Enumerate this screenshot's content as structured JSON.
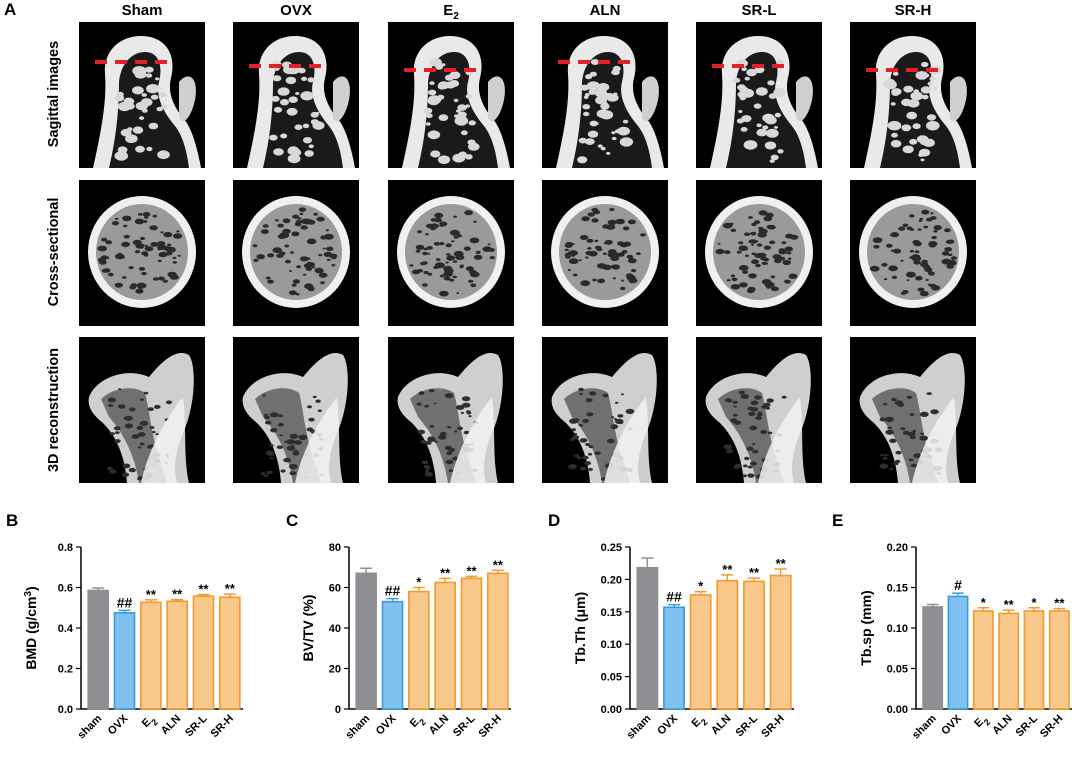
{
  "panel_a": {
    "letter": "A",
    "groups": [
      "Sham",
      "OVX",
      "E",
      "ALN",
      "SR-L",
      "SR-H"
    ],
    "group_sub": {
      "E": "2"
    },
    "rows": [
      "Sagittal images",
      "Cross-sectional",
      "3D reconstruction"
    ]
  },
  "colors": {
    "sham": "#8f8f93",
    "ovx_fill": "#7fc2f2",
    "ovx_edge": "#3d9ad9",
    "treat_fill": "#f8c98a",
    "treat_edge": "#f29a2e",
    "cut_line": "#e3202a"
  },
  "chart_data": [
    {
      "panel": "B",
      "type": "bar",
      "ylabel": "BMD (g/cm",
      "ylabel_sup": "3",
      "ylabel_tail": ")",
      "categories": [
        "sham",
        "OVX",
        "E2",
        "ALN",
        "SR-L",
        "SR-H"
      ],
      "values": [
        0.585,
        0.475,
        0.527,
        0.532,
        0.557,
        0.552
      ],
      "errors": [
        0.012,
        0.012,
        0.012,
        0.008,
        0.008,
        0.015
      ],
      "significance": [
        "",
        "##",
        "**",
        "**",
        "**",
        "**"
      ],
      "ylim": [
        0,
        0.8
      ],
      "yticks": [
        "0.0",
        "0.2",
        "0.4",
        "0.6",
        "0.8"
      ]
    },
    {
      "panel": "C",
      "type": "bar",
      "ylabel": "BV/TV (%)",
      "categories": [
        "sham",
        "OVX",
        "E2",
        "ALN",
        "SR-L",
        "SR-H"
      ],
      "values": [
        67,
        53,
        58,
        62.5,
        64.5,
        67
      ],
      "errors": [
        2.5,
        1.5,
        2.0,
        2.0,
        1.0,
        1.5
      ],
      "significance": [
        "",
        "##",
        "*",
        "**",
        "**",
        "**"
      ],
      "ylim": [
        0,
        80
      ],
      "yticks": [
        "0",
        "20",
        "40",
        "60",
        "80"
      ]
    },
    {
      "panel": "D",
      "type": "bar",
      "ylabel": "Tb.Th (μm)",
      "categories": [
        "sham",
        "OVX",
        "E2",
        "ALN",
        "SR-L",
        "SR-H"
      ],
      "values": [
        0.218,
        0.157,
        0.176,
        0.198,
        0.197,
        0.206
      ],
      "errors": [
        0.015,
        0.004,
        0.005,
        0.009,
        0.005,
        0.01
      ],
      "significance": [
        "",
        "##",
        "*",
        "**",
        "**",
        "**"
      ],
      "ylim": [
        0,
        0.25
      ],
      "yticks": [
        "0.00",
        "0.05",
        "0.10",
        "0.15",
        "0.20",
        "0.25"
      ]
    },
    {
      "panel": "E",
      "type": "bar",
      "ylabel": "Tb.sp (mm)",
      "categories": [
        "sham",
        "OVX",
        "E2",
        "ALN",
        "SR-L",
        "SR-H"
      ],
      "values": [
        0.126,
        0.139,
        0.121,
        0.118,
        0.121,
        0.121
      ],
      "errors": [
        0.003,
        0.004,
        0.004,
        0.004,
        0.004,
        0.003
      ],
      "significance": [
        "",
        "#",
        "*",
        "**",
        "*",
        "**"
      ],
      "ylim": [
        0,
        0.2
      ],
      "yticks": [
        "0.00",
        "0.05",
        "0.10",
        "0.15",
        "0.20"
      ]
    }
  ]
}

- - - - -

Exercise task: Set the data above down again exactly as given, with no pictures.

Solved problem:
Enumerate this screenshot's content as structured JSON.
{
  "panel_a": {
    "letter": "A",
    "groups": [
      "Sham",
      "OVX",
      "E",
      "ALN",
      "SR-L",
      "SR-H"
    ],
    "group_sub": {
      "E": "2"
    },
    "rows": [
      "Sagittal images",
      "Cross-sectional",
      "3D reconstruction"
    ]
  },
  "colors": {
    "sham": "#8f8f93",
    "ovx_fill": "#7fc2f2",
    "ovx_edge": "#3d9ad9",
    "treat_fill": "#f8c98a",
    "treat_edge": "#f29a2e",
    "cut_line": "#e3202a"
  },
  "chart_data": [
    {
      "panel": "B",
      "type": "bar",
      "ylabel": "BMD (g/cm",
      "ylabel_sup": "3",
      "ylabel_tail": ")",
      "categories": [
        "sham",
        "OVX",
        "E2",
        "ALN",
        "SR-L",
        "SR-H"
      ],
      "values": [
        0.585,
        0.475,
        0.527,
        0.532,
        0.557,
        0.552
      ],
      "errors": [
        0.012,
        0.012,
        0.012,
        0.008,
        0.008,
        0.015
      ],
      "significance": [
        "",
        "##",
        "**",
        "**",
        "**",
        "**"
      ],
      "ylim": [
        0,
        0.8
      ],
      "yticks": [
        "0.0",
        "0.2",
        "0.4",
        "0.6",
        "0.8"
      ]
    },
    {
      "panel": "C",
      "type": "bar",
      "ylabel": "BV/TV (%)",
      "categories": [
        "sham",
        "OVX",
        "E2",
        "ALN",
        "SR-L",
        "SR-H"
      ],
      "values": [
        67,
        53,
        58,
        62.5,
        64.5,
        67
      ],
      "errors": [
        2.5,
        1.5,
        2.0,
        2.0,
        1.0,
        1.5
      ],
      "significance": [
        "",
        "##",
        "*",
        "**",
        "**",
        "**"
      ],
      "ylim": [
        0,
        80
      ],
      "yticks": [
        "0",
        "20",
        "40",
        "60",
        "80"
      ]
    },
    {
      "panel": "D",
      "type": "bar",
      "ylabel": "Tb.Th (μm)",
      "categories": [
        "sham",
        "OVX",
        "E2",
        "ALN",
        "SR-L",
        "SR-H"
      ],
      "values": [
        0.218,
        0.157,
        0.176,
        0.198,
        0.197,
        0.206
      ],
      "errors": [
        0.015,
        0.004,
        0.005,
        0.009,
        0.005,
        0.01
      ],
      "significance": [
        "",
        "##",
        "*",
        "**",
        "**",
        "**"
      ],
      "ylim": [
        0,
        0.25
      ],
      "yticks": [
        "0.00",
        "0.05",
        "0.10",
        "0.15",
        "0.20",
        "0.25"
      ]
    },
    {
      "panel": "E",
      "type": "bar",
      "ylabel": "Tb.sp (mm)",
      "categories": [
        "sham",
        "OVX",
        "E2",
        "ALN",
        "SR-L",
        "SR-H"
      ],
      "values": [
        0.126,
        0.139,
        0.121,
        0.118,
        0.121,
        0.121
      ],
      "errors": [
        0.003,
        0.004,
        0.004,
        0.004,
        0.004,
        0.003
      ],
      "significance": [
        "",
        "#",
        "*",
        "**",
        "*",
        "**"
      ],
      "ylim": [
        0,
        0.2
      ],
      "yticks": [
        "0.00",
        "0.05",
        "0.10",
        "0.15",
        "0.20"
      ]
    }
  ]
}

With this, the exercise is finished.